_Task prompt_. Copy all lines holding the word "변환하기" from the entries.

_Stored records_.

□ □ □

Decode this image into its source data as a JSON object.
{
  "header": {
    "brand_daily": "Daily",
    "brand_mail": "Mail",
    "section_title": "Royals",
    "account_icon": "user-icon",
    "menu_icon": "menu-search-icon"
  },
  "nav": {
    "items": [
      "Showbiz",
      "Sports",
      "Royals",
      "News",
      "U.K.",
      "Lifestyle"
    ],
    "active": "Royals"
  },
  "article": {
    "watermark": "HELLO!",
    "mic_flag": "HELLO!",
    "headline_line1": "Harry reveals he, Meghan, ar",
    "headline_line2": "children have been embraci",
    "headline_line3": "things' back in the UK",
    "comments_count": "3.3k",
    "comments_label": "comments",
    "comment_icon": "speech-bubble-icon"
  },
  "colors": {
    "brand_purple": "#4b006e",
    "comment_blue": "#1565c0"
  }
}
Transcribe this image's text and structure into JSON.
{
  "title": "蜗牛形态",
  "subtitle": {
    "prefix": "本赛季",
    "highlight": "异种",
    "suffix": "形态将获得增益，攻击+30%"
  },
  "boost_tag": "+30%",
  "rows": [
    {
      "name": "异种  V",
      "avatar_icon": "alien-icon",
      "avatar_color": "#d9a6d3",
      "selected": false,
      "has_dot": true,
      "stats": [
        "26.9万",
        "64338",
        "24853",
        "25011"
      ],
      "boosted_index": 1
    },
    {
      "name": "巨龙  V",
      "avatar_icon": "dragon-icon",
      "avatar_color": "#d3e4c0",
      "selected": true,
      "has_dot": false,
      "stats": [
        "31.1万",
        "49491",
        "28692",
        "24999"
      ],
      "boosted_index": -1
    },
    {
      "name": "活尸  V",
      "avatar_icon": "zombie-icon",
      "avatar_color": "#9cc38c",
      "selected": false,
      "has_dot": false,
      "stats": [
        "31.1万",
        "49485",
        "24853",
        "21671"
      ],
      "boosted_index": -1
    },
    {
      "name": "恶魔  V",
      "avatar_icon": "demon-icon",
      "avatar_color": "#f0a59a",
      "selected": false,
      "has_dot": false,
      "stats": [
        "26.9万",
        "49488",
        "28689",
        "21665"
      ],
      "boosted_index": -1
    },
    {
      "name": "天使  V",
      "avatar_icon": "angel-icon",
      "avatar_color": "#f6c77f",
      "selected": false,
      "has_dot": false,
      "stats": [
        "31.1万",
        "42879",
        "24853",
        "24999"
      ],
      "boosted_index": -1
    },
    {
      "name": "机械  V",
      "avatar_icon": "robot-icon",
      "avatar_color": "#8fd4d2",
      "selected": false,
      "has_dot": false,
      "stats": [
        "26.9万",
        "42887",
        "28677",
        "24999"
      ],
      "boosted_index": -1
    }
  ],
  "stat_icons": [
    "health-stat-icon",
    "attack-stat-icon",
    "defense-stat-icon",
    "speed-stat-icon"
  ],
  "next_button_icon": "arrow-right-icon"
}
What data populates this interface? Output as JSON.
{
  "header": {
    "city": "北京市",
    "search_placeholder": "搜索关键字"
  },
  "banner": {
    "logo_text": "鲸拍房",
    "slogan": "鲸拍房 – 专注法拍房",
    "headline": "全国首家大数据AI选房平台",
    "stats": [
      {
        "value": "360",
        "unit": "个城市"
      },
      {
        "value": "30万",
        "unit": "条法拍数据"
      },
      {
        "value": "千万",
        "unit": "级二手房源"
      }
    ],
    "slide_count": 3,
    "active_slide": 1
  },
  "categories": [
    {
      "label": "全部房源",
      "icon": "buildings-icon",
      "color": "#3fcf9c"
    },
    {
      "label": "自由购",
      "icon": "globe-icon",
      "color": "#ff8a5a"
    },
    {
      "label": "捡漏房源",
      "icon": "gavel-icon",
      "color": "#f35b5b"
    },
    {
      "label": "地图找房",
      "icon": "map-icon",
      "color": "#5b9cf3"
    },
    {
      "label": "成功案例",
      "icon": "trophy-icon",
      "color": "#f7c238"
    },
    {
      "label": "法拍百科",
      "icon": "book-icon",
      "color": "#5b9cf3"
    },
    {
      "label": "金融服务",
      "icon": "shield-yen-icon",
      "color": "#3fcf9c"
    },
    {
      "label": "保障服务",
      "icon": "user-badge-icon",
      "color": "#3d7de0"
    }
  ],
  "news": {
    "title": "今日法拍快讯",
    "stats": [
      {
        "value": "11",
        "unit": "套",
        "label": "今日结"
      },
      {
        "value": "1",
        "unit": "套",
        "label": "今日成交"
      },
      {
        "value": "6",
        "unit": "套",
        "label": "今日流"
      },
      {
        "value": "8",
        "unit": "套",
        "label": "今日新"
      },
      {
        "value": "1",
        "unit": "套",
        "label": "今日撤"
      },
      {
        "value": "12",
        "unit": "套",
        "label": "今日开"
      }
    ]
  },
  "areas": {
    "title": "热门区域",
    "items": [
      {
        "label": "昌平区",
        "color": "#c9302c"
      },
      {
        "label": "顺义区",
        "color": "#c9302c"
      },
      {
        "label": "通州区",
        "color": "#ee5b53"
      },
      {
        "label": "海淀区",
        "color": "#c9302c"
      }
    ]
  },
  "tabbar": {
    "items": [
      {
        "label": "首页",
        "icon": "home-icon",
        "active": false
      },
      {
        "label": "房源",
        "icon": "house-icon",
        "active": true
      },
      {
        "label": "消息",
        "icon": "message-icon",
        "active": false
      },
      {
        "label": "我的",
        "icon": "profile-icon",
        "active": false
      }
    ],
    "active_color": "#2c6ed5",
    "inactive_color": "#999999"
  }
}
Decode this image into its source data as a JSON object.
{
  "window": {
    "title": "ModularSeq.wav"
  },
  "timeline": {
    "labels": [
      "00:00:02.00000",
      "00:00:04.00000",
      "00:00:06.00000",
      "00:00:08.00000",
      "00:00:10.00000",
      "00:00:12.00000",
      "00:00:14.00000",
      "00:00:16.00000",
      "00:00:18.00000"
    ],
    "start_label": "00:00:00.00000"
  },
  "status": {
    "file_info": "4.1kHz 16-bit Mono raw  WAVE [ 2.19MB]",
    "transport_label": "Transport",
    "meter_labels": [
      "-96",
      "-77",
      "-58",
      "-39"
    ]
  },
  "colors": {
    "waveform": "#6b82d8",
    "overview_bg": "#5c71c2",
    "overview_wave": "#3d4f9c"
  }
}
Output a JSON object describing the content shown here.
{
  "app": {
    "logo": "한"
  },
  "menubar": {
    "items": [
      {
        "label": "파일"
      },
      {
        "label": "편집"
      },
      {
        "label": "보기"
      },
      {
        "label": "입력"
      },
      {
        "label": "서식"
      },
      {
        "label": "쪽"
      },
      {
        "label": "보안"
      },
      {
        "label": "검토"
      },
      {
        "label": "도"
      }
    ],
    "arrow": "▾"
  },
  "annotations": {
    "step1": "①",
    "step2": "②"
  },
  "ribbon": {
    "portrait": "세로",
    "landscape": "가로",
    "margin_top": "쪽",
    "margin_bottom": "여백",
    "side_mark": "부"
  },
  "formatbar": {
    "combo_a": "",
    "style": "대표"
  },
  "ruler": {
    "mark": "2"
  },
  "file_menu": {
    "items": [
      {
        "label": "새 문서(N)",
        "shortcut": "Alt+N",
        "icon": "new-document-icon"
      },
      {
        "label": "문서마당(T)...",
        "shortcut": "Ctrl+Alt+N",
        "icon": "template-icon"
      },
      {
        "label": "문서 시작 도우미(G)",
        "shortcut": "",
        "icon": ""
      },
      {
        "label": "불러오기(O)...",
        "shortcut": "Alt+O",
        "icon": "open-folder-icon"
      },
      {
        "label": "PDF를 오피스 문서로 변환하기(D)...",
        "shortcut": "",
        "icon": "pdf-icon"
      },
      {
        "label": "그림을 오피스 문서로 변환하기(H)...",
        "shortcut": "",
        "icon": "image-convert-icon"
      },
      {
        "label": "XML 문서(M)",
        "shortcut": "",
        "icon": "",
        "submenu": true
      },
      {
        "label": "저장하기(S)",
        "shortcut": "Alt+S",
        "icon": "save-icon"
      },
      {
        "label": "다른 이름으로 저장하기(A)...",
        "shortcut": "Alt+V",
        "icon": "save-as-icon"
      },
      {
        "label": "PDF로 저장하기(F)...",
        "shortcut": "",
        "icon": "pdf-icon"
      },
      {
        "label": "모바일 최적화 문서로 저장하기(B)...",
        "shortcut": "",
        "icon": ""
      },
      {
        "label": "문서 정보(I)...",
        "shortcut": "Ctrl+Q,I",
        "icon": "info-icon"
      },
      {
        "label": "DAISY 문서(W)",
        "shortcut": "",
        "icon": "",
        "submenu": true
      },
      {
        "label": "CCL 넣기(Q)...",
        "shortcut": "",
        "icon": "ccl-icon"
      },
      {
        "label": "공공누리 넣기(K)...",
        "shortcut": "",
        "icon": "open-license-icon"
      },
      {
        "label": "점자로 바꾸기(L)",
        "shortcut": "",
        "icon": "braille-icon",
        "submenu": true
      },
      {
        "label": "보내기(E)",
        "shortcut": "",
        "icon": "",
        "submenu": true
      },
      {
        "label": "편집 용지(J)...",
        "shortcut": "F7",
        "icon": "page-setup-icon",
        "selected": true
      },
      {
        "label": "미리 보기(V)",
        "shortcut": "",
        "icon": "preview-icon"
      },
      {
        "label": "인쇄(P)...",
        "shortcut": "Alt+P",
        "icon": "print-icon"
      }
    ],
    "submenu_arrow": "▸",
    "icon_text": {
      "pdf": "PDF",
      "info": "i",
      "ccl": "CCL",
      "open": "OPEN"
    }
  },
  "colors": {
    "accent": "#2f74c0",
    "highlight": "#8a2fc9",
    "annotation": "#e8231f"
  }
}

□ □ □

_Answer to the exercise_.
        "label": "PDF를 오피스 문서로 변환하기(D)...",
        "label": "그림을 오피스 문서로 변환하기(H)...",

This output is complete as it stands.